#### Rows from a figure dataset

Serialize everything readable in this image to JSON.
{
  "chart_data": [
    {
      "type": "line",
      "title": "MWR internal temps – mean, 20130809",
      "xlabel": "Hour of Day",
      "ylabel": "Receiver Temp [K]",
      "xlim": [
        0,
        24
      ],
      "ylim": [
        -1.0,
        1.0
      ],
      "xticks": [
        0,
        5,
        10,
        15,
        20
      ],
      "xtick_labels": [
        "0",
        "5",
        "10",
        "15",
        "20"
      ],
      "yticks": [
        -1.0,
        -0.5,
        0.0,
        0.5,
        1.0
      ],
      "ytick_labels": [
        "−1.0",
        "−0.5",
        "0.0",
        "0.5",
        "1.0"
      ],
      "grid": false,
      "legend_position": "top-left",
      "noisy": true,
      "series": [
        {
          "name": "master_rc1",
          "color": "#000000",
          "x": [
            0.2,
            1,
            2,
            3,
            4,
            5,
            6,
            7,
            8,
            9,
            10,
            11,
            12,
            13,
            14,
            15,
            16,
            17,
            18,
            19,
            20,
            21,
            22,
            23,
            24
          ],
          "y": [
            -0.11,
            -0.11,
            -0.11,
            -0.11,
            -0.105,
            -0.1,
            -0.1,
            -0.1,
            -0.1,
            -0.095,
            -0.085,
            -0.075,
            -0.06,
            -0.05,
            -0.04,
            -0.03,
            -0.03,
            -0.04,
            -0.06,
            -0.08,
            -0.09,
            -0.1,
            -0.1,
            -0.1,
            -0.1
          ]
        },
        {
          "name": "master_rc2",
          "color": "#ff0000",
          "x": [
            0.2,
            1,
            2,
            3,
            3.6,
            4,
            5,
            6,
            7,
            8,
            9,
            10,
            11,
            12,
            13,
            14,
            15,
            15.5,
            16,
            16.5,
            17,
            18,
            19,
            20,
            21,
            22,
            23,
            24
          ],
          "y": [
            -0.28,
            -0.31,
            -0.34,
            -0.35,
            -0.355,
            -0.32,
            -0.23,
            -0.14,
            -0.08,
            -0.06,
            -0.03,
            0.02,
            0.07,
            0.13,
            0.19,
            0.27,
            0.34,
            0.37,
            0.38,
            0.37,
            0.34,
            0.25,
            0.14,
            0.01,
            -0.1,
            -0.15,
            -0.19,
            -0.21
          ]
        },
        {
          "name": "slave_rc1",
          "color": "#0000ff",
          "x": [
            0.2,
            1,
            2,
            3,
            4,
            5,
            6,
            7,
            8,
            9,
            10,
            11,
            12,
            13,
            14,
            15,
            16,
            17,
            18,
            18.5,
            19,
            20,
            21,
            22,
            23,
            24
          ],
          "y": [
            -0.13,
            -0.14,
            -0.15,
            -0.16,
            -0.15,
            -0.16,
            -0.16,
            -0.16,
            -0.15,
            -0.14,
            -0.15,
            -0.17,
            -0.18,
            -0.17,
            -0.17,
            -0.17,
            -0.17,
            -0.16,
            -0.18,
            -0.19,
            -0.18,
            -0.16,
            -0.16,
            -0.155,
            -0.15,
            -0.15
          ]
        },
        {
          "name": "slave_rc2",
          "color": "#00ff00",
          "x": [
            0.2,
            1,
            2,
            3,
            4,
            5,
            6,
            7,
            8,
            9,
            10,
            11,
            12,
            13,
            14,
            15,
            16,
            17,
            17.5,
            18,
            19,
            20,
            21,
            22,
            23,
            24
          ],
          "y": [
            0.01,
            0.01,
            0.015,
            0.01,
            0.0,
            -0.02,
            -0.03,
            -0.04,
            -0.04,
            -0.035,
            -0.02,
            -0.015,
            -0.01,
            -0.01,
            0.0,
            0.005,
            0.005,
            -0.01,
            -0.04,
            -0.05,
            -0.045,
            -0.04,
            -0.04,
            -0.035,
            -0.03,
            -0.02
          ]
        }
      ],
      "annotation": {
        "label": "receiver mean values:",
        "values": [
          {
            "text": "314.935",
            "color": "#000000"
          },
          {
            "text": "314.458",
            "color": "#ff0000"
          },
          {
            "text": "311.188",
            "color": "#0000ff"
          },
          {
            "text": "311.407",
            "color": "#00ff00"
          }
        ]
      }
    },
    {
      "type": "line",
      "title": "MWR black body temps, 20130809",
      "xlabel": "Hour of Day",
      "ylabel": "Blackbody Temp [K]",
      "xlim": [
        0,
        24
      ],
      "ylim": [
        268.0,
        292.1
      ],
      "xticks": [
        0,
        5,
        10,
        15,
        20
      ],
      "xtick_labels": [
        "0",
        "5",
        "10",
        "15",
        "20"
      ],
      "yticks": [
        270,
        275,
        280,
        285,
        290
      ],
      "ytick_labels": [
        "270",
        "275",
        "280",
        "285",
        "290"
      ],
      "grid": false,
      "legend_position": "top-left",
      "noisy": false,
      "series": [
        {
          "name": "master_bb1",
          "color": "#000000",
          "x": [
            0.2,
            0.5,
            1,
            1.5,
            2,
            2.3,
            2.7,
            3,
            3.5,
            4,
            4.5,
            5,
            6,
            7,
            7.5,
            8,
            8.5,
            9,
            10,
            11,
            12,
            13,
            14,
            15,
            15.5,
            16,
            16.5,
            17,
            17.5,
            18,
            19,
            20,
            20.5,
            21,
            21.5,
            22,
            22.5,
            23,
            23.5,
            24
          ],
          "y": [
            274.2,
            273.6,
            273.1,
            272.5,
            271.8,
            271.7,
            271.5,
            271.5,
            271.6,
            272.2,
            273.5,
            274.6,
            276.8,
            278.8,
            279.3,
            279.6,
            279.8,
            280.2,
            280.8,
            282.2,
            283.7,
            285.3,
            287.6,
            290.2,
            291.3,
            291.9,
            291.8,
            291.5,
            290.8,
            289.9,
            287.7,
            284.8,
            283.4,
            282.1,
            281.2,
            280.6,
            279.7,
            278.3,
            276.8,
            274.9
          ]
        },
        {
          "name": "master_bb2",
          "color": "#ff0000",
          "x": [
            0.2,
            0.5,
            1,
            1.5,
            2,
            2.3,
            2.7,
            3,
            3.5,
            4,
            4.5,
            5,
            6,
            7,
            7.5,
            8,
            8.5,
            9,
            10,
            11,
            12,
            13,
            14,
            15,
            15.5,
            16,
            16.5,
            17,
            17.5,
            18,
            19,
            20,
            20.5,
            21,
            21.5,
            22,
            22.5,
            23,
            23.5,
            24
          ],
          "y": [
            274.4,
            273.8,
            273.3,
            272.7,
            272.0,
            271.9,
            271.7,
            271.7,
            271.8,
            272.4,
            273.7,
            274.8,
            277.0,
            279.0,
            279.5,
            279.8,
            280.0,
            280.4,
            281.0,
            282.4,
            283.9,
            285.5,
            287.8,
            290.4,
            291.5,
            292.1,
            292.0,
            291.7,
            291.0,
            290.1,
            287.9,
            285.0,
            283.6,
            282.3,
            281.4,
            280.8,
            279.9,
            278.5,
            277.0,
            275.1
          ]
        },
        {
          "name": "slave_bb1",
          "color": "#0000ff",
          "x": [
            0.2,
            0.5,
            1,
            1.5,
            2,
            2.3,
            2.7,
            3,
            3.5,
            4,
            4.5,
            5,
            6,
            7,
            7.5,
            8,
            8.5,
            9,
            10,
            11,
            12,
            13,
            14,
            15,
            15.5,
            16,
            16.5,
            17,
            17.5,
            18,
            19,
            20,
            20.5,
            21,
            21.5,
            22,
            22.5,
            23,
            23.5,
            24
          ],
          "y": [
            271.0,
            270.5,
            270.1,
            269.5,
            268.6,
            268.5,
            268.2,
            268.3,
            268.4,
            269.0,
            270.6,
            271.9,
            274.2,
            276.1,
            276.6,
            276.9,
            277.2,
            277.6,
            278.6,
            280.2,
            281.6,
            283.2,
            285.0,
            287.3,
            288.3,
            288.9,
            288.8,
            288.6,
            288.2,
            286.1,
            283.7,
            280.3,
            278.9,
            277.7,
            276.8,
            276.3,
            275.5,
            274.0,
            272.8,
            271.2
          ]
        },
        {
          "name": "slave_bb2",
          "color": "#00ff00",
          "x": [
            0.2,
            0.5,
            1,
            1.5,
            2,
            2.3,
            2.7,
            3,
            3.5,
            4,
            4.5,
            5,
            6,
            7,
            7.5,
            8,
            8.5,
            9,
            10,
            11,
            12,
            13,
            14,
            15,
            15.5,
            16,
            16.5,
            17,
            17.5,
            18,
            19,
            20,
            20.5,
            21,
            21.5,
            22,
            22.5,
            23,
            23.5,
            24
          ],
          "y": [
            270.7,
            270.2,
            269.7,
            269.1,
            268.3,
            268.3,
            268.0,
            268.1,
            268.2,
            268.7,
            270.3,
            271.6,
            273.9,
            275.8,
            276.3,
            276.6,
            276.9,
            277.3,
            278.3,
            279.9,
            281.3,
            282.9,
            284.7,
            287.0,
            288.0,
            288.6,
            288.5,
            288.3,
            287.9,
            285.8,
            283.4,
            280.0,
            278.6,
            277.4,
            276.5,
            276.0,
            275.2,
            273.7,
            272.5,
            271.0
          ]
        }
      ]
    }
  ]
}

#### WHAT YOU HAVE TO DO
Return a copy of every line that includes the word "ylabel".

#### THE ANSWER
      "ylabel": "Receiver Temp [K]",
      "ylabel": "Blackbody Temp [K]",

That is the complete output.